L’ora legale fa sì che alle 17,30 le luci del giorno siano quasi tutti andate via, lasciando spazio a un’umidità che ti entra nelle ossa.  Le squadre stanno per terminare il riscaldamento, mentre le tifoserie cominciano il loro, con cori e bandiere. Il 30 ottobre del 1977 se ne andava Renato Curi, storico giocatore del Perugia stroncato da un arresto cardiaco durante la sfida tra i biancorossi e la Juventus. Curi per i supporter del Grifo è molto più di un giocatore. È un’icona, un simbolo di riconoscimento, un orgoglio. Al Comunale di Pian Massiano, ora intitolato a lui, viene spesso ricordato con striscioni, e oggi sono numerosi i cori che ne invocano il nome e la memoria. Emblematico è il bandierone degli Ingrifati, sventolato con orgoglio in ogni partita.

Guardo con curiosità tutto il perimetro dello stadio. Avrò visto centinaia di volte le fototifo del Vicenza degli anni ottanta. Ricordo, e onestamente non so perché, in particolar modo le sfide con Triestina, Verona e Atalanta. Quello stadio che sembrava avere due anelli, quegli striscioni semplici e senza fronzoli, i tamburi poggiati su tutta la balaustra. Sono immagini che danno la misura di quel tempo, anche per chi non l’ha vissuta. Spesso mi chiedo come facciano i più anziani a metter ancora piede nelle curve di oggi? Ci vuole coraggio, oltre a un amore immenso per tutto quello che si fa. La società italiana è mutata in maniera incredibile negli ultimi quarant’anni, al punto che permettere un collegamento continuativo tra nuove e vecchie generazioni dovrebbe essere l’obiettivo maggiore di tutti i fenomeni aggregativi, per non lasciare il nostro Paese in mano a una classe di rimbambiti, incapaci di sperare, sognare e lottare per quello che gli viene quotidianamente tolto. Compreso il diritto ad assistere a una partita da tifoso libero.
* * * * * * * * *
» **Compiti da svolgere**:
(1) Rispondi a queste domande sul brano fornito:
(a) In che data è morto Renato Curi?
(b) A che ora, a causa dell'ora legale, la luce del giorno è quasi del tutto andata via?
(c) Quali sfide del Vicenza degli anni ottanta ricorda in particolar modo chi scrive?
(2) Come si traduce in inglese questa frase del brano fornito: «Ci vuole coraggio, oltre a un amore immenso per tutto quello che si fa.»?
(3) Trascrivi fedelmente dal brano fornito il passo da «L’ora legale fa» a «in ogni partita.».

» **Dati forniti**:
* * * * * * * * *
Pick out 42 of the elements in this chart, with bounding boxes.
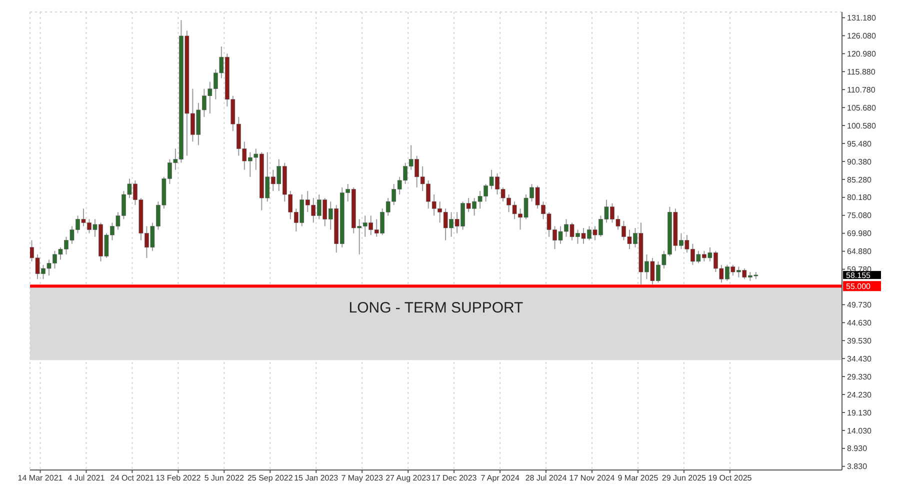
* * * * * * * * *
» **Risposte in ordine**:
(1)
(a) Il 30 ottobre 1977.
(b) Alle 17,30.
(c) Quelle con Triestina, Verona e Atalanta.

(2) It takes courage, as well as an immense love for everything one does.

(3)
L’ora legale fa sì che alle 17,30 le luci del giorno siano quasi tutti andate via, lasciando spazio a un’umidità che ti entra nelle ossa.  Le squadre stanno per terminare il riscaldamento, mentre le tifoserie cominciano il loro, con cori e bandiere. Il 30 ottobre del 1977 se ne andava Renato Curi, storico giocatore del Perugia stroncato da un arresto cardiaco durante la sfida tra i biancorossi e la Juventus. Curi per i supporter del Grifo è molto più di un giocatore. È un’icona, un simbolo di riconoscimento, un orgoglio. Al Comunale di Pian Massiano, ora intitolato a lui, viene spesso ricordato con striscioni, e oggi sono numerosi i cori che ne invocano il nome e la memoria. Emblematico è il bandierone degli Ingrifati, sventolato con orgoglio in ogni partita.